# Description of the task
Please edit the data from its start down through the line containing "- avatar: [27, 725, 79, 778]", replacing "camera-off-icon" with "video-off-icon" and keeping everything else unchanged.

*** Supplied material ***

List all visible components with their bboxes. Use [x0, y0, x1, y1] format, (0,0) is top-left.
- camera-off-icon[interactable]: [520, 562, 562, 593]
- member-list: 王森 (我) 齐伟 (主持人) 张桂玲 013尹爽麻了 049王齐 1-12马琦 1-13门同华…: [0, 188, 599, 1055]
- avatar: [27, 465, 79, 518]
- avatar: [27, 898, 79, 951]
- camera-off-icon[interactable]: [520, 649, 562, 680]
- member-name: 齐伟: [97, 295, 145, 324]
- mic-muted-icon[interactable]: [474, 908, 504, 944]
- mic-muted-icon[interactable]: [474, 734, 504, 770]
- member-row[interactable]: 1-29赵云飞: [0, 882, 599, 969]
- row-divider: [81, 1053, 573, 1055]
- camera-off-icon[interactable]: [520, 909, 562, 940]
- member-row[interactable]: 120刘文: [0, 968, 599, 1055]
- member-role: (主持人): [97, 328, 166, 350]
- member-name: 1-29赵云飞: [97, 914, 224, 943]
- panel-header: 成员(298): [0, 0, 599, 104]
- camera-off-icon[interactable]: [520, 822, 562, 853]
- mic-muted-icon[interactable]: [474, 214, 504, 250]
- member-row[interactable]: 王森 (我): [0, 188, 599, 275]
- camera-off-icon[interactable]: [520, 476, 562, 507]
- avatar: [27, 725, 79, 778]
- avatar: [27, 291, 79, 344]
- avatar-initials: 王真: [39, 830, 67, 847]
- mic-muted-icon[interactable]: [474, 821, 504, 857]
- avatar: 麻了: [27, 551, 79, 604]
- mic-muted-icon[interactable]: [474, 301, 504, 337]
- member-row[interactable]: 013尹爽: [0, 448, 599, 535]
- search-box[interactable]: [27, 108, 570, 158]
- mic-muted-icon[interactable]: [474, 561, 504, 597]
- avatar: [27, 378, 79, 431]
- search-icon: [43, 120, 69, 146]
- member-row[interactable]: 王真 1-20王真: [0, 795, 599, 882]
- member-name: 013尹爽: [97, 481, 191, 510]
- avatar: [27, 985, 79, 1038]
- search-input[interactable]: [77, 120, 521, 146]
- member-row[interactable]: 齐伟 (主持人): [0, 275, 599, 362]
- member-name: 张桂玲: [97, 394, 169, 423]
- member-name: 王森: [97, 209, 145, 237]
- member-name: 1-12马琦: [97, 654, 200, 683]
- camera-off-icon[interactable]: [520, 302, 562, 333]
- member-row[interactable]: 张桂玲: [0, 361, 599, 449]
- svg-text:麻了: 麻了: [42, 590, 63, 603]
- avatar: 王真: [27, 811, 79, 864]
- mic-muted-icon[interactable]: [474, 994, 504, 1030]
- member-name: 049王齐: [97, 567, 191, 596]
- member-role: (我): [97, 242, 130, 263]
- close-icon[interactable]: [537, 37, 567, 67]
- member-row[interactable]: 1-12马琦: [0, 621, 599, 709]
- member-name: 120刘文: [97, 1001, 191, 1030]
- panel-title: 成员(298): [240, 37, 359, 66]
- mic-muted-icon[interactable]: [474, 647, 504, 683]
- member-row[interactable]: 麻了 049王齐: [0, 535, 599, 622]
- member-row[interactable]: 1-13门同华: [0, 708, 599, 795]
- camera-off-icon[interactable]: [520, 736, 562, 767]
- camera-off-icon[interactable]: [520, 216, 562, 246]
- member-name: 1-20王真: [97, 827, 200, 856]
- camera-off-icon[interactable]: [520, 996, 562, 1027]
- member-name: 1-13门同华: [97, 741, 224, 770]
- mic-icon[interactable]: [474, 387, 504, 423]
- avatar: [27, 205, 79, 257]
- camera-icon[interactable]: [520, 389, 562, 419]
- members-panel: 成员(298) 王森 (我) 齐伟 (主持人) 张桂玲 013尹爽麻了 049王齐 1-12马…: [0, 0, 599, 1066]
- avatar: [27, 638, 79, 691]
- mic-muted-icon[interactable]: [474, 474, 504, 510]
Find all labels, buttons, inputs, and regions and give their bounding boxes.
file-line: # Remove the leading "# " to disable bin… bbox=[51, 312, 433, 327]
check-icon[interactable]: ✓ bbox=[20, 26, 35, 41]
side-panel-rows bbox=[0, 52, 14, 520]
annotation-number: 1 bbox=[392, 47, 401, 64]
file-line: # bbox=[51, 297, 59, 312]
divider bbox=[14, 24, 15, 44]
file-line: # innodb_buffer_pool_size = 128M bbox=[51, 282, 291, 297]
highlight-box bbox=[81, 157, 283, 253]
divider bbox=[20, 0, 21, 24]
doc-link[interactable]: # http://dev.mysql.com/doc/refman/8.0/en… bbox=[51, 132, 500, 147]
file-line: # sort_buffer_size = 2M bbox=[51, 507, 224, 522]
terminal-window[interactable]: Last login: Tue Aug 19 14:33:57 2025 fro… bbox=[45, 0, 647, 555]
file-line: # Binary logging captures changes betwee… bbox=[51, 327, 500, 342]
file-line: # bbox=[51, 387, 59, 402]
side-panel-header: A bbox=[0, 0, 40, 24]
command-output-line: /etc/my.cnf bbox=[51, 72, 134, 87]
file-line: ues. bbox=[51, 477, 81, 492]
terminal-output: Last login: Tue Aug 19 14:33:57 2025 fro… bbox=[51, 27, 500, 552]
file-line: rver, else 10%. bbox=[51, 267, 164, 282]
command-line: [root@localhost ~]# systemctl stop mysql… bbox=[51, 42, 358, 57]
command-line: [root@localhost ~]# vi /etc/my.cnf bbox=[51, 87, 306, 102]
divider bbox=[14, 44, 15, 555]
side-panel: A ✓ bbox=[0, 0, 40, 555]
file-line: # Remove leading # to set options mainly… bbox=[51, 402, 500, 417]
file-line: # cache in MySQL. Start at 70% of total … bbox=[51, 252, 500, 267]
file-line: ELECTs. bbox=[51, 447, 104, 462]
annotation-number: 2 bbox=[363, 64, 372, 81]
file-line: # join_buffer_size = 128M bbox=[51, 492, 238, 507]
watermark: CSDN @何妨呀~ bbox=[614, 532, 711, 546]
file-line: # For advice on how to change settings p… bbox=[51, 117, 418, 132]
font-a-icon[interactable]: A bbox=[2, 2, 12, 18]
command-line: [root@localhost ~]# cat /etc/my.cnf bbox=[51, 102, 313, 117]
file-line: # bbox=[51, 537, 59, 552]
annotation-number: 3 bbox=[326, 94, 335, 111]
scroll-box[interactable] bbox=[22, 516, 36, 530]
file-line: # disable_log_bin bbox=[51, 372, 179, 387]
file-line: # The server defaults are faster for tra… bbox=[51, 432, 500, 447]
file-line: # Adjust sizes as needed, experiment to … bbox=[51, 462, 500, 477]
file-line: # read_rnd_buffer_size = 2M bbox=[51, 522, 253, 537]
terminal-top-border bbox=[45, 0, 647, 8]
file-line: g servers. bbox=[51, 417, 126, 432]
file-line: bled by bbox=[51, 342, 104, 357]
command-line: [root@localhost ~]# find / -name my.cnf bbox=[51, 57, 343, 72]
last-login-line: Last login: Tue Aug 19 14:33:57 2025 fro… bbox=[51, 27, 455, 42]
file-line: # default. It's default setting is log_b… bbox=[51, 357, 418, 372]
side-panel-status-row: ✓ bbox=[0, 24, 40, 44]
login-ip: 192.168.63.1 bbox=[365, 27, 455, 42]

***

# Final answer
List all visible components with their bboxes. Use [x0, y0, x1, y1] format, (0,0) is top-left.
- video-off-icon[interactable]: [520, 562, 562, 593]
- member-list: 王森 (我) 齐伟 (主持人) 张桂玲 013尹爽麻了 049王齐 1-12马琦 1-13门同华…: [0, 188, 599, 1055]
- avatar: [27, 465, 79, 518]
- avatar: [27, 898, 79, 951]
- video-off-icon[interactable]: [520, 649, 562, 680]
- member-name: 齐伟: [97, 295, 145, 324]
- mic-muted-icon[interactable]: [474, 908, 504, 944]
- mic-muted-icon[interactable]: [474, 734, 504, 770]
- member-row[interactable]: 1-29赵云飞: [0, 882, 599, 969]
- row-divider: [81, 1053, 573, 1055]
- video-off-icon[interactable]: [520, 909, 562, 940]
- member-row[interactable]: 120刘文: [0, 968, 599, 1055]
- member-role: (主持人): [97, 328, 166, 350]
- member-name: 1-29赵云飞: [97, 914, 224, 943]
- panel-header: 成员(298): [0, 0, 599, 104]
- video-off-icon[interactable]: [520, 822, 562, 853]
- mic-muted-icon[interactable]: [474, 214, 504, 250]
- member-row[interactable]: 王森 (我): [0, 188, 599, 275]
- video-off-icon[interactable]: [520, 476, 562, 507]
- avatar: [27, 725, 79, 778]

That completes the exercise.